Popular Science Monthly/Volume 1/July 1872/Astro-Meteorology
THE theory that shooting-stars, meteoric stones, and even comets, consist of matter, which has been expelled with enormous force from the solar surface, was proposed by Prof. Hackley, as long since as 1860. A similar hypothesis in regard to comets has also been advanced by Prof. William A. Norton. In the present paper, it is proposed to consider, first, the evidence derived from recent discoveries in favor of this theory; and, secondly, the indications afforded by observed phenomena in regard to the history of certain meteoric streams:
1. The observations of Zollner, Respighi, and others, have indicated the operation of stupendous eruptive forces beneath the solar surface. The rose-colored prominences, which Janssen and Lockyer have shown to be masses of incandescent hydrogen, are regarded by Prof. Respighi as phenomena of eruption. "They are the seat of movements of which no terrestrial phenomenon can afford any idea; masses of matter, the volume of which is many hundred times greater than that of the earth, completely changing their position and form in the space of a few minutes." The nature of this eruptive force is not understood. If caused, as we may reasonably assume, by chemical combinations among the solar elements, it was probably in active operation long before the sun had contracted to its present dimensions.
2. With an initial velocity of projection equal to 380 miles per second, the matter thrown off from the sun would be carried beyond the limits of the solar system, never to return. With velocities somewhat less, it would be transported to distances corresponding to those of the aphelia of the periodic comets.
3. In the explosion witnessed by Prof. Young on the 7th of September, 1871, the mean velocity between the altitudes of 100,000 and 200,000 miles was 166 miles per second. This indicates a velocity of about 200 miles per second at the lower elevation, and hence a considerably greater initial velocity. An equal force when the sun had but little more than twice its present diameter would have been sufficient to carry the projected matter beyond the orbit of Neptune.
4. This eruptive force, whatever be its nature, is probably common to the sun and the so-called fixed stars. If so, the dispersed fragments of ejected matter ought to be found in the spaces intervening between sidereal systems. Accordingly, the phenomena of comets and meteors have demonstrated the existence, in immense numbers, of extremely small cosmical bodies in the portions of space through which the solar system is moving. The origin of such masses, their collocations in groups, and their various physical characteristics, would seem to be satisfactorily accounted for by the theory under consideration.
5. According to Mr. Sorby, the microscopic structure of the aërolites he has examined points evidently to the fact that they have been at one time in a state of fusion from intense heat—a fact in striking harmony with this theory of their origin.
6. The velocity with which some meteoric bodies have entered the atmosphere has been greater than that which would have been acquired by simply falling toward the sun from any distance, however great. On the theory of their sidereal origin, this excess of velocity has been dependent on the primitive force of expulsion.
7. A striking argument in favor of this theory may be derived from the researches of the late Prof. Graham, considered in connection with those of Dr. Huggins and other eminent spectroscopists. Prof. Graham found large quantities of hydrogen confined in the pores or cavities of certain meteoric masses. Now, the spectroscope has shown that the sun's rose-colored prominences consist of immense volumes of incandescent hydrogen; that the same element exists in great abundance in many of the fixed stars, and even in certain nebulae; and that the star in the Northern Crown, whose sudden outburst in 1860 so astonished the Scientific world, afforded decided indications of its presence.

RECORDS FOR THE EXERCISE.
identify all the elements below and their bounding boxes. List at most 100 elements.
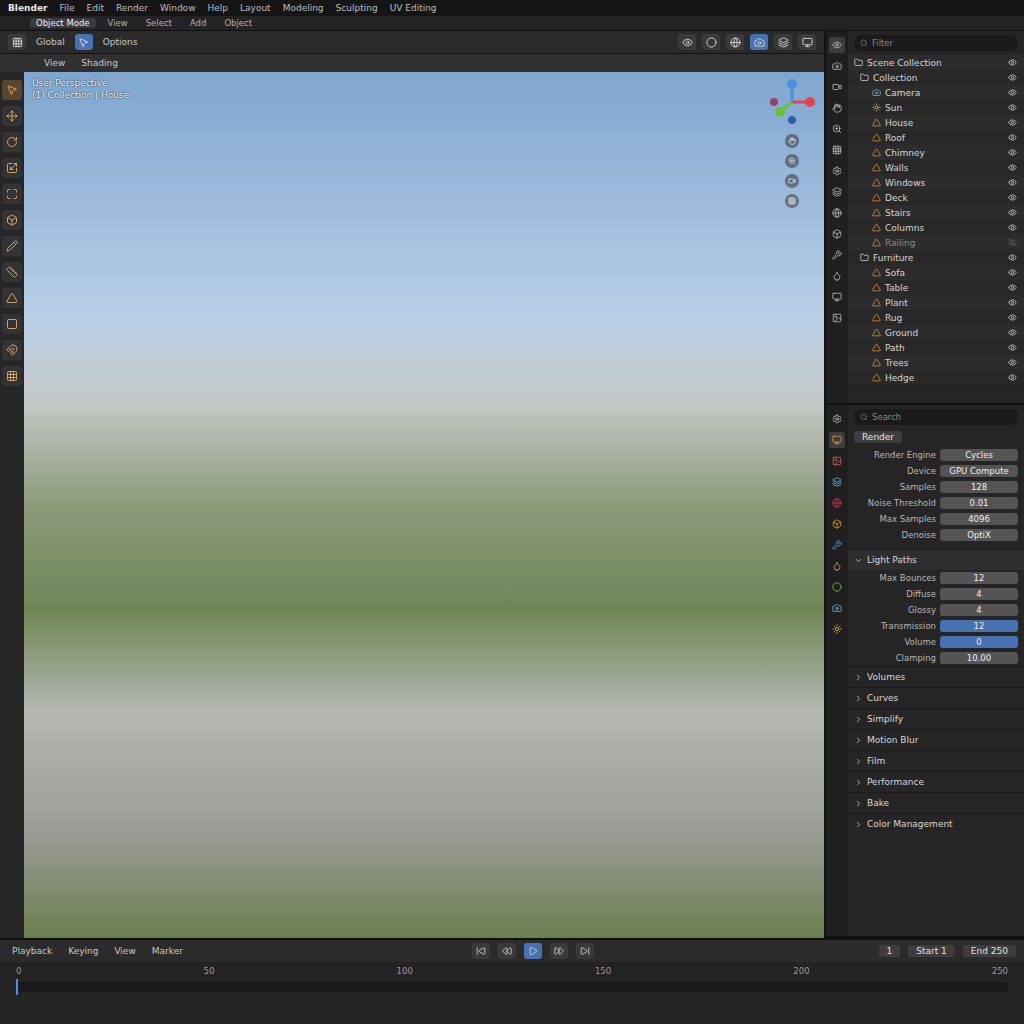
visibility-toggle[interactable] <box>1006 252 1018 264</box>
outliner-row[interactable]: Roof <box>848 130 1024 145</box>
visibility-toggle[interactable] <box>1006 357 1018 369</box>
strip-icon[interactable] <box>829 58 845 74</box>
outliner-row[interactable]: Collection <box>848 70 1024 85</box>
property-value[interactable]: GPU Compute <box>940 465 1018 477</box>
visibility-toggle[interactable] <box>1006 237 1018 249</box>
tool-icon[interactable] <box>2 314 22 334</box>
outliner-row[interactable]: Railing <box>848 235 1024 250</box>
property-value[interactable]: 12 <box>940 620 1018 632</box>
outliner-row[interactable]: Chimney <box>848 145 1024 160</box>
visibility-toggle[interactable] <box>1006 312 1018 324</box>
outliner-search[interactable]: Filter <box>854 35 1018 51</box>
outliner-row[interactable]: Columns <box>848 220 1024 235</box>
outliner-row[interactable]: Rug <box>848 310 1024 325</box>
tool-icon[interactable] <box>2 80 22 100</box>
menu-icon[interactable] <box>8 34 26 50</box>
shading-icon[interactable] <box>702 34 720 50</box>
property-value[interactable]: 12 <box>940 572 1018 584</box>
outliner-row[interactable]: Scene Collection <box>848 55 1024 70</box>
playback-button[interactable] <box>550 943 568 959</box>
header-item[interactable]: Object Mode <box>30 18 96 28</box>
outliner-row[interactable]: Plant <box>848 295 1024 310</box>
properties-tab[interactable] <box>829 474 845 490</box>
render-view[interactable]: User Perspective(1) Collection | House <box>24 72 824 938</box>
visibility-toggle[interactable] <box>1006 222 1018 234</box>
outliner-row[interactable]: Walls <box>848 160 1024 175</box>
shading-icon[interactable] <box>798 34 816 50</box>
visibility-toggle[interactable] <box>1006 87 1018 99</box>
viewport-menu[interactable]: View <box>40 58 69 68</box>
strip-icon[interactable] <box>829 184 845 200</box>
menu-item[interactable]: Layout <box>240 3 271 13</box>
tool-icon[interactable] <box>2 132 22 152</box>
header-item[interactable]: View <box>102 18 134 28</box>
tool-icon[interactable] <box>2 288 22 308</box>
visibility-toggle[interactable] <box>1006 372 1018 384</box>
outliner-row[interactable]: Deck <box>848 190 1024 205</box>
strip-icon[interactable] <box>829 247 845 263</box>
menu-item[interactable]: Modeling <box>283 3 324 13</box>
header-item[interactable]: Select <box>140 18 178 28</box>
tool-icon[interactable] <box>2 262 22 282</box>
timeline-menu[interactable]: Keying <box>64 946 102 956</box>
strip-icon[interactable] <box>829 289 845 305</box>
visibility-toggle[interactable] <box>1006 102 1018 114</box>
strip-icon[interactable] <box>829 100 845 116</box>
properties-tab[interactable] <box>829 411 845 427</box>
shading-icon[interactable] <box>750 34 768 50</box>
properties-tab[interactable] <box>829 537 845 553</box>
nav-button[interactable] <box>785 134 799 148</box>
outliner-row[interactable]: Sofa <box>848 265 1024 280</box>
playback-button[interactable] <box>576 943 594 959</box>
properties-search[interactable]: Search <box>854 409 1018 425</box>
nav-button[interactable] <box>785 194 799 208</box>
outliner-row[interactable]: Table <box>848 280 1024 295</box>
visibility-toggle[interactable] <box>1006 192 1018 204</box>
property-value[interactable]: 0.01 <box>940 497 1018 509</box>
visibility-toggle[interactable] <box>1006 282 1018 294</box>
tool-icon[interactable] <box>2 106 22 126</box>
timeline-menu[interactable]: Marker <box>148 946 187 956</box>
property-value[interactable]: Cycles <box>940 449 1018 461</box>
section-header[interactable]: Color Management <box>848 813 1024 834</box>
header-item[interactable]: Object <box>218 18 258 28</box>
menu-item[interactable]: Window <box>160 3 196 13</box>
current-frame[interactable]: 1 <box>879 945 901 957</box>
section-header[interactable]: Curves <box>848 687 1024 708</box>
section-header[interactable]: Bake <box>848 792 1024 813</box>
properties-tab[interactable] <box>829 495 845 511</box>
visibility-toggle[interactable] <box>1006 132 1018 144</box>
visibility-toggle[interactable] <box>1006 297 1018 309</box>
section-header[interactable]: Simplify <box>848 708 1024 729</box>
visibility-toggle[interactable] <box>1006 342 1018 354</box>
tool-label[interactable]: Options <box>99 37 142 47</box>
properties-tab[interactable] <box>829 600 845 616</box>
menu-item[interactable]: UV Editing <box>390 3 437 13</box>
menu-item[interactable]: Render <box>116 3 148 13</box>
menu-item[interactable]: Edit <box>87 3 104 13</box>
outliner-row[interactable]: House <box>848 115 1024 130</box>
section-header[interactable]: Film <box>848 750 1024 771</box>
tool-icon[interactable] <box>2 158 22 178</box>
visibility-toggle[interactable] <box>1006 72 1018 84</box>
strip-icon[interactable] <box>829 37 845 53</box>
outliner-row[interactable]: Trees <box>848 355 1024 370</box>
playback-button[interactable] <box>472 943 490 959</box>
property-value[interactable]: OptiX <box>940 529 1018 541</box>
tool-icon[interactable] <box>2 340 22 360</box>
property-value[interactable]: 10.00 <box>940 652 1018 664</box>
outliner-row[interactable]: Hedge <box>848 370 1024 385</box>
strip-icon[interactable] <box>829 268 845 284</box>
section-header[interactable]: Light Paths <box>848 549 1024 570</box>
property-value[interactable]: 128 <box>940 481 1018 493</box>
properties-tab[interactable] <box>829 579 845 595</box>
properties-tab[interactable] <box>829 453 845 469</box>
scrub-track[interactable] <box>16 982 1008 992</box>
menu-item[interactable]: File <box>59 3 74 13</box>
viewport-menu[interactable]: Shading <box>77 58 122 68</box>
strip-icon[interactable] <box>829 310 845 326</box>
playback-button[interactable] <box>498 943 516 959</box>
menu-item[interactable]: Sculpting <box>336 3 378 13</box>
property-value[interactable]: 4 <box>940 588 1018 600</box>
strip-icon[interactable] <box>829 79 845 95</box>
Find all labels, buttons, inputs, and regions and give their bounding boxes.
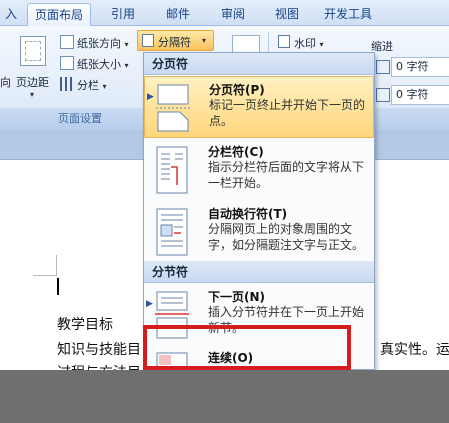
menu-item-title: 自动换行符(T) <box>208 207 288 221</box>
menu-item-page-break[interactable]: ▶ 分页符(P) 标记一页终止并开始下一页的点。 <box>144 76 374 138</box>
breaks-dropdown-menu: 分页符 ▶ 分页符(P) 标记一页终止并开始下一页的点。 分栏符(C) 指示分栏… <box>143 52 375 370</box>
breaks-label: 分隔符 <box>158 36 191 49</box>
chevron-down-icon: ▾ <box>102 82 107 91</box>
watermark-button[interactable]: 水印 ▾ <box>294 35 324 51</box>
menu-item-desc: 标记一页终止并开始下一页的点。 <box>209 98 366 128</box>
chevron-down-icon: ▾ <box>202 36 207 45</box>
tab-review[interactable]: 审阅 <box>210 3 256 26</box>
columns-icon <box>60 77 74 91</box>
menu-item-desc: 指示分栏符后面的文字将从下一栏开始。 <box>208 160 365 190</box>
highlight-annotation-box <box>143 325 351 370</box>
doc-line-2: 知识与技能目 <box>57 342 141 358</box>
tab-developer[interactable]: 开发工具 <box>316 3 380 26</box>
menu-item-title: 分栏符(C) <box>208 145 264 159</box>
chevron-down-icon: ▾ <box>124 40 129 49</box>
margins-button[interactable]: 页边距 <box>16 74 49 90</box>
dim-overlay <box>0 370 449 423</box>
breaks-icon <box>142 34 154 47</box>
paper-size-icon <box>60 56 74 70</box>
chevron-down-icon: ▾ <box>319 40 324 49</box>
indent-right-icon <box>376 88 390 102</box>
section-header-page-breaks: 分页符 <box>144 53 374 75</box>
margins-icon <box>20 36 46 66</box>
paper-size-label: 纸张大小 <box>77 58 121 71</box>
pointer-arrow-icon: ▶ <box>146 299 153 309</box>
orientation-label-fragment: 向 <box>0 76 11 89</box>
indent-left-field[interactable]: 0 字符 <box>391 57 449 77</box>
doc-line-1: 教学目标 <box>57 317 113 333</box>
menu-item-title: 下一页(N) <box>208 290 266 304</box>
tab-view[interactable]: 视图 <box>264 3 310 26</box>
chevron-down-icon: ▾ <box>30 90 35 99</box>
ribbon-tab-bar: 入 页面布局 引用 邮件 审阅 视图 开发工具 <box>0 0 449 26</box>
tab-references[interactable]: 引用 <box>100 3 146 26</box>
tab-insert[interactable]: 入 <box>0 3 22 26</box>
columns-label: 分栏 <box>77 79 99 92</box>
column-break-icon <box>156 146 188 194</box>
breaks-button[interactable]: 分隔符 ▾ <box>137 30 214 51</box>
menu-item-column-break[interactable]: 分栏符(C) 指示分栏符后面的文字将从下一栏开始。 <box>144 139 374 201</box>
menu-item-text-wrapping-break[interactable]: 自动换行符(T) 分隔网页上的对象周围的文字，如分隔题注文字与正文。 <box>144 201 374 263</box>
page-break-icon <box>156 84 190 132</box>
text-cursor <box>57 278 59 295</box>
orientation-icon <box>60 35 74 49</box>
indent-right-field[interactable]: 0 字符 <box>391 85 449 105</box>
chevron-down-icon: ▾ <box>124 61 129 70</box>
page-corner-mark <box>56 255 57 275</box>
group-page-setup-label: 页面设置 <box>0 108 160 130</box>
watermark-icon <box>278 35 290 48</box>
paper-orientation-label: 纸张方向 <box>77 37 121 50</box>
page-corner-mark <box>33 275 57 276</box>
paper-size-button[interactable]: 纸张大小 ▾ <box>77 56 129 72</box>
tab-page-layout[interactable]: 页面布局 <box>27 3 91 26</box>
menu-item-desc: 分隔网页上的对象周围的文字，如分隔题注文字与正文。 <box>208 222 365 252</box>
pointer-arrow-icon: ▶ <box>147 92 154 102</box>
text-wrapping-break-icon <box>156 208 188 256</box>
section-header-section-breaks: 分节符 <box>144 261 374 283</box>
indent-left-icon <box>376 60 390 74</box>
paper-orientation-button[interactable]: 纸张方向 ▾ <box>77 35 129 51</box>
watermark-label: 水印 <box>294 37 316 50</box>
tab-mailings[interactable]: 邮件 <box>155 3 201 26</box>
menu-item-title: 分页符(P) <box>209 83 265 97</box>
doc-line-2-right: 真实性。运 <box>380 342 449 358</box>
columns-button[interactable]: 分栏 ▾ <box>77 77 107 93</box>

EXERCISE SET.
1. In the astro-meteorology article, list every speed stated in miles per second.
2. In the entries, retype the lines starting with the line containing "visibility-toggle[interactable] <box>1006 252" and going on through the line containing "outliner-row[interactable]: Collection <box>848".
The entries have no connection to the astro-meteorology article.

SOLUTIONS PER TASK.
1.
380 miles per second
166 miles per second
about 200 miles per second

2.
visibility-toggle[interactable] <box>1006 252 1018 264</box>
outliner-row[interactable]: Roof <box>848 130 1024 145</box>
visibility-toggle[interactable] <box>1006 357 1018 369</box>
strip-icon[interactable] <box>829 58 845 74</box>
outliner-row[interactable]: Collection <box>848 70 1024 85</box>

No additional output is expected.